**** INPUT ****

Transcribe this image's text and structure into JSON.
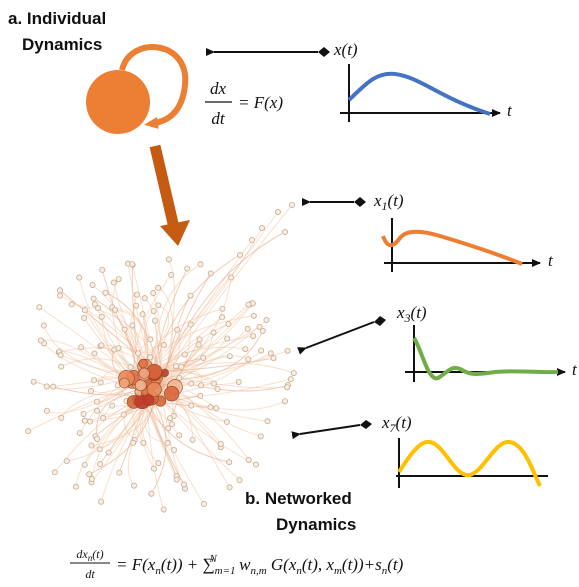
{
  "panel_a": {
    "label": [
      "a. Individual",
      "Dynamics"
    ],
    "equation": {
      "numerator": "dx",
      "denominator": "dt",
      "rhs": "= F(x)"
    },
    "plot": {
      "ylabel": "x(t)",
      "xlabel": "t"
    }
  },
  "panel_b": {
    "label": [
      "b. Networked",
      "Dynamics"
    ],
    "plots": [
      {
        "ylabel": [
          "x",
          "1",
          "(t)"
        ],
        "xlabel": "t"
      },
      {
        "ylabel": [
          "x",
          "3",
          "(t)"
        ],
        "xlabel": "t"
      },
      {
        "ylabel": [
          "x",
          "7",
          "(t)"
        ]
      }
    ]
  },
  "equation": {
    "numerator": [
      "dx",
      "n",
      "(t)"
    ],
    "denominator": "dt",
    "rhs": [
      "= F(x",
      "n",
      "(t)) + ∑",
      "m=1",
      "N",
      " w",
      "n,m",
      " G(x",
      "n",
      "(t), x",
      "m",
      "(t))+s",
      "n",
      "(t)"
    ]
  }
}
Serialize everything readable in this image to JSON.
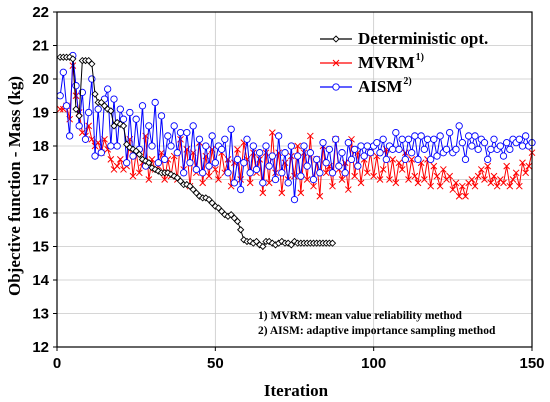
{
  "chart_data": {
    "type": "line",
    "xlabel": "Iteration",
    "ylabel": "Objective function - Mass (kg)",
    "xlim": [
      0,
      150
    ],
    "ylim": [
      12,
      22
    ],
    "x_ticks": [
      "0",
      "50",
      "100",
      "150"
    ],
    "y_ticks": [
      "12",
      "13",
      "14",
      "15",
      "16",
      "17",
      "18",
      "19",
      "20",
      "21",
      "22"
    ],
    "legend_position": "top-right",
    "series": [
      {
        "name": "Deterministic opt.",
        "sup": "",
        "color": "#000000",
        "marker": "diamond",
        "x": [
          1,
          2,
          3,
          4,
          5,
          6,
          7,
          8,
          9,
          10,
          11,
          12,
          13,
          14,
          15,
          16,
          17,
          18,
          19,
          20,
          21,
          22,
          23,
          24,
          25,
          26,
          27,
          28,
          29,
          30,
          31,
          32,
          33,
          34,
          35,
          36,
          37,
          38,
          39,
          40,
          41,
          42,
          43,
          44,
          45,
          46,
          47,
          48,
          49,
          50,
          51,
          52,
          53,
          54,
          55,
          56,
          57,
          58,
          59,
          60,
          61,
          62,
          63,
          64,
          65,
          66,
          67,
          68,
          69,
          70,
          71,
          72,
          73,
          74,
          75,
          76,
          77,
          78,
          79,
          80,
          81,
          82,
          83,
          84,
          85,
          86,
          87
        ],
        "y": [
          20.65,
          20.65,
          20.65,
          20.65,
          20.6,
          19.1,
          18.9,
          20.55,
          20.55,
          20.55,
          20.45,
          19.55,
          19.3,
          19.3,
          19.2,
          19.1,
          19.05,
          18.6,
          18.7,
          18.65,
          18.6,
          18.05,
          17.95,
          17.9,
          17.85,
          17.75,
          17.6,
          17.55,
          17.5,
          17.35,
          17.3,
          17.25,
          17.2,
          17.2,
          17.2,
          17.15,
          17.1,
          17.05,
          16.95,
          16.85,
          16.85,
          16.8,
          16.7,
          16.6,
          16.5,
          16.45,
          16.45,
          16.4,
          16.3,
          16.2,
          16.15,
          16.05,
          15.95,
          15.9,
          15.95,
          15.85,
          15.75,
          15.5,
          15.2,
          15.15,
          15.15,
          15.1,
          15.15,
          15.05,
          15.0,
          15.15,
          15.15,
          15.1,
          15.05,
          15.1,
          15.15,
          15.1,
          15.1,
          15.05,
          15.15,
          15.1,
          15.1,
          15.1,
          15.1,
          15.1,
          15.1,
          15.1,
          15.1,
          15.1,
          15.1,
          15.1,
          15.1
        ]
      },
      {
        "name": "MVRM",
        "sup": "1)",
        "color": "#ff0000",
        "marker": "x",
        "x": [
          1,
          2,
          3,
          4,
          5,
          6,
          7,
          8,
          9,
          10,
          11,
          12,
          13,
          14,
          15,
          16,
          17,
          18,
          19,
          20,
          21,
          22,
          23,
          24,
          25,
          26,
          27,
          28,
          29,
          30,
          31,
          32,
          33,
          34,
          35,
          36,
          37,
          38,
          39,
          40,
          41,
          42,
          43,
          44,
          45,
          46,
          47,
          48,
          49,
          50,
          51,
          52,
          53,
          54,
          55,
          56,
          57,
          58,
          59,
          60,
          61,
          62,
          63,
          64,
          65,
          66,
          67,
          68,
          69,
          70,
          71,
          72,
          73,
          74,
          75,
          76,
          77,
          78,
          79,
          80,
          81,
          82,
          83,
          84,
          85,
          86,
          87,
          88,
          89,
          90,
          91,
          92,
          93,
          94,
          95,
          96,
          97,
          98,
          99,
          100,
          101,
          102,
          103,
          104,
          105,
          106,
          107,
          108,
          109,
          110,
          111,
          112,
          113,
          114,
          115,
          116,
          117,
          118,
          119,
          120,
          121,
          122,
          123,
          124,
          125,
          126,
          127,
          128,
          129,
          130,
          131,
          132,
          133,
          134,
          135,
          136,
          137,
          138,
          139,
          140,
          141,
          142,
          143,
          144,
          145,
          146,
          147,
          148,
          149,
          150
        ],
        "y": [
          19.1,
          19.1,
          19.2,
          18.8,
          20.4,
          19.5,
          19.0,
          18.4,
          18.3,
          18.6,
          18.2,
          18.0,
          18.1,
          17.8,
          18.2,
          17.9,
          17.6,
          17.3,
          17.4,
          17.6,
          17.3,
          17.4,
          18.2,
          17.1,
          17.8,
          17.2,
          17.5,
          18.3,
          17.0,
          17.6,
          17.3,
          17.4,
          17.8,
          17.0,
          17.6,
          17.1,
          17.7,
          17.0,
          18.2,
          17.3,
          17.9,
          16.8,
          17.8,
          17.2,
          18.1,
          16.9,
          17.7,
          17.1,
          17.9,
          17.3,
          17.0,
          17.8,
          17.2,
          17.6,
          16.8,
          17.5,
          17.9,
          17.0,
          18.1,
          17.6,
          16.9,
          17.8,
          17.2,
          17.6,
          16.6,
          17.8,
          16.9,
          18.4,
          17.2,
          17.8,
          16.6,
          17.5,
          17.0,
          17.7,
          17.1,
          18.0,
          16.6,
          17.8,
          17.0,
          18.3,
          16.8,
          17.6,
          16.5,
          18.0,
          17.2,
          17.4,
          16.8,
          18.2,
          17.3,
          17.0,
          17.5,
          16.7,
          18.2,
          17.1,
          17.8,
          16.9,
          17.6,
          17.2,
          17.8,
          17.1,
          17.7,
          17.0,
          17.3,
          17.9,
          17.0,
          17.6,
          16.9,
          17.5,
          17.3,
          17.8,
          17.0,
          17.6,
          17.1,
          16.9,
          17.5,
          17.0,
          17.6,
          16.8,
          17.4,
          17.1,
          16.8,
          17.3,
          17.0,
          17.1,
          16.7,
          16.9,
          16.5,
          16.8,
          16.5,
          16.9,
          17.0,
          16.8,
          17.1,
          17.3,
          17.0,
          17.4,
          16.9,
          17.1,
          16.8,
          17.0,
          16.9,
          17.4,
          16.8,
          17.0,
          17.2,
          16.8,
          17.5,
          17.2,
          17.4,
          17.8
        ]
      },
      {
        "name": "AISM",
        "sup": "2)",
        "color": "#0000ff",
        "marker": "circle",
        "x": [
          1,
          2,
          3,
          4,
          5,
          6,
          7,
          8,
          9,
          10,
          11,
          12,
          13,
          14,
          15,
          16,
          17,
          18,
          19,
          20,
          21,
          22,
          23,
          24,
          25,
          26,
          27,
          28,
          29,
          30,
          31,
          32,
          33,
          34,
          35,
          36,
          37,
          38,
          39,
          40,
          41,
          42,
          43,
          44,
          45,
          46,
          47,
          48,
          49,
          50,
          51,
          52,
          53,
          54,
          55,
          56,
          57,
          58,
          59,
          60,
          61,
          62,
          63,
          64,
          65,
          66,
          67,
          68,
          69,
          70,
          71,
          72,
          73,
          74,
          75,
          76,
          77,
          78,
          79,
          80,
          81,
          82,
          83,
          84,
          85,
          86,
          87,
          88,
          89,
          90,
          91,
          92,
          93,
          94,
          95,
          96,
          97,
          98,
          99,
          100,
          101,
          102,
          103,
          104,
          105,
          106,
          107,
          108,
          109,
          110,
          111,
          112,
          113,
          114,
          115,
          116,
          117,
          118,
          119,
          120,
          121,
          122,
          123,
          124,
          125,
          126,
          127,
          128,
          129,
          130,
          131,
          132,
          133,
          134,
          135,
          136,
          137,
          138,
          139,
          140,
          141,
          142,
          143,
          144,
          145,
          146,
          147,
          148,
          149,
          150
        ],
        "y": [
          19.5,
          20.2,
          19.2,
          18.3,
          20.7,
          19.8,
          18.6,
          19.6,
          18.2,
          19.0,
          20.0,
          17.7,
          19.1,
          17.8,
          19.4,
          19.7,
          18.0,
          19.4,
          18.0,
          19.1,
          18.8,
          17.5,
          19.0,
          17.7,
          18.8,
          17.9,
          19.2,
          17.4,
          18.6,
          18.0,
          19.3,
          17.5,
          18.9,
          17.6,
          18.3,
          18.0,
          18.6,
          17.8,
          18.4,
          17.2,
          18.4,
          17.5,
          18.6,
          17.3,
          18.2,
          17.2,
          18.0,
          17.4,
          18.3,
          17.5,
          18.0,
          17.9,
          18.2,
          17.2,
          18.5,
          16.9,
          17.6,
          16.7,
          17.5,
          18.2,
          17.2,
          18.0,
          17.3,
          17.8,
          16.9,
          18.0,
          17.4,
          17.7,
          17.0,
          18.3,
          17.2,
          17.8,
          16.9,
          18.0,
          16.4,
          17.7,
          17.1,
          18.0,
          17.4,
          17.8,
          17.0,
          17.6,
          17.2,
          18.1,
          17.5,
          17.9,
          17.2,
          18.2,
          17.4,
          17.8,
          17.2,
          18.1,
          17.6,
          17.9,
          17.4,
          18.0,
          17.7,
          18.0,
          17.8,
          18.0,
          18.1,
          17.8,
          18.2,
          17.6,
          18.0,
          17.9,
          18.4,
          17.9,
          18.2,
          17.6,
          18.2,
          17.8,
          18.3,
          17.6,
          18.3,
          17.9,
          18.2,
          17.6,
          18.2,
          17.7,
          18.3,
          17.8,
          17.9,
          18.4,
          17.8,
          17.9,
          18.6,
          18.1,
          17.6,
          18.3,
          18.0,
          18.3,
          17.9,
          18.2,
          18.1,
          17.6,
          17.9,
          18.2,
          17.9,
          18.0,
          17.7,
          18.1,
          17.9,
          18.2,
          18.1,
          18.2,
          18.0,
          18.3,
          18.0,
          18.1
        ]
      }
    ],
    "notes": [
      "1) MVRM: mean value reliability method",
      "2) AISM: adaptive importance sampling method"
    ]
  }
}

****

GIVEN REQUEST:
Tally how many lines in the material above hold the word "xlabel". Write only that number.

ANSWER FOR THE TASK:
4